** Start of DATA PROVIDED **

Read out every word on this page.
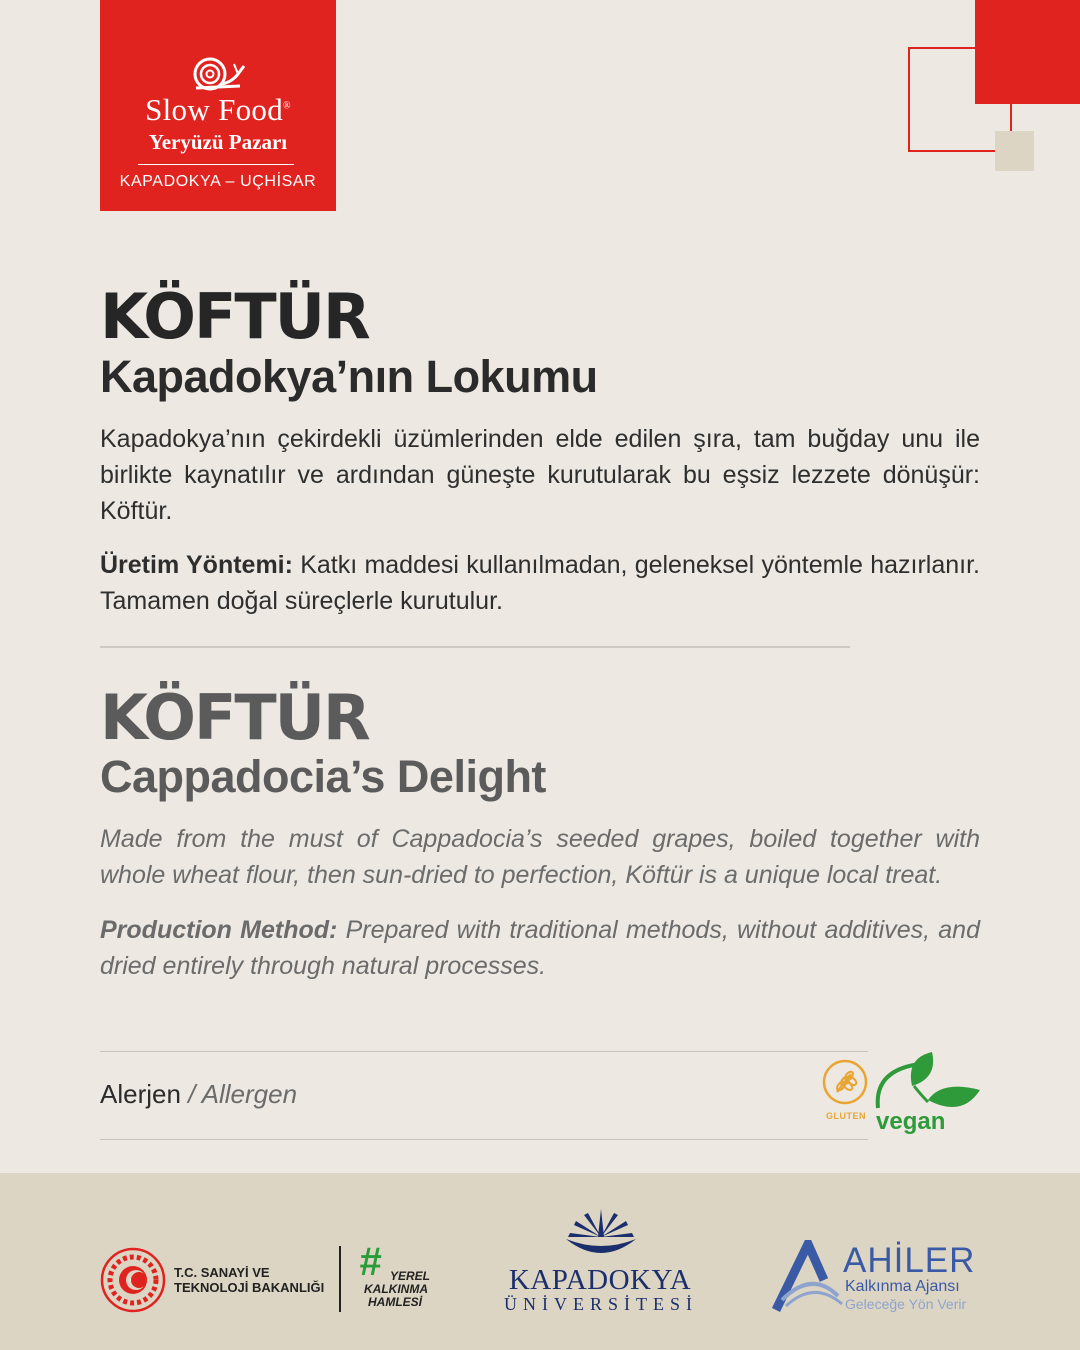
Slow Food®
Yeryüzü Pazarı
KAPADOKYA – UÇHİSAR
KÖFTÜR
Kapadokya’nın Lokumu

Kapadokya’nın çekirdekli üzümlerinden elde edilen şıra, tam buğday unu ile birlikte kaynatılır ve ardından güneşte kurutularak bu eşsiz lezzete dönüşür: Köftür.

Üretim Yöntemi: Katkı maddesi kullanılmadan, geleneksel yöntemle hazırlanır. Tamamen doğal süreçlerle kurutulur.

KÖFTÜR
Cappadocia’s Delight

Made from the must of Cappadocia’s seeded grapes, boiled together with whole wheat flour, then sun-dried to perfection, Köftür is a unique local treat.

Production Method: Prepared with traditional methods, without additives, and dried entirely through natural processes.

Alerjen / Allergen
GLUTEN vegan
T.C. SANAYİ VE
TEKNOLOJİ BAKANLIĞI
# YEREL
KALKINMA
HAMLESİ
KAPADOKYA
ÜNİVERSİTESİ
AHİLER
Kalkınma Ajansı
Geleceğe Yön Verir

** End of DATA PROVIDED **

§ WRITTEN TASK
Without including any pictures, please restate all the records exactly.

§ OUTPUT OF THE EXERCISE
Read out every word on this page.
Slow Food®
Yeryüzü Pazarı
KAPADOKYA – UÇHİSAR
KÖFTÜR
Kapadokya’nın Lokumu

Kapadokya’nın çekirdekli üzümlerinden elde edilen şıra, tam buğday unu ile birlikte kaynatılır ve ardından güneşte kurutularak bu eşsiz lezzete dönüşür: Köftür.

Üretim Yöntemi: Katkı maddesi kullanılmadan, geleneksel yöntemle hazırlanır. Tamamen doğal süreçlerle kurutulur.

KÖFTÜR
Cappadocia’s Delight

Made from the must of Cappadocia’s seeded grapes, boiled together with whole wheat flour, then sun-dried to perfection, Köftür is a unique local treat.

Production Method: Prepared with traditional methods, without additives, and dried entirely through natural processes.

Alerjen / Allergen
GLUTEN vegan
T.C. SANAYİ VE
TEKNOLOJİ BAKANLIĞI
# YEREL
KALKINMA
HAMLESİ
KAPADOKYA
ÜNİVERSİTESİ
AHİLER
Kalkınma Ajansı
Geleceğe Yön Verir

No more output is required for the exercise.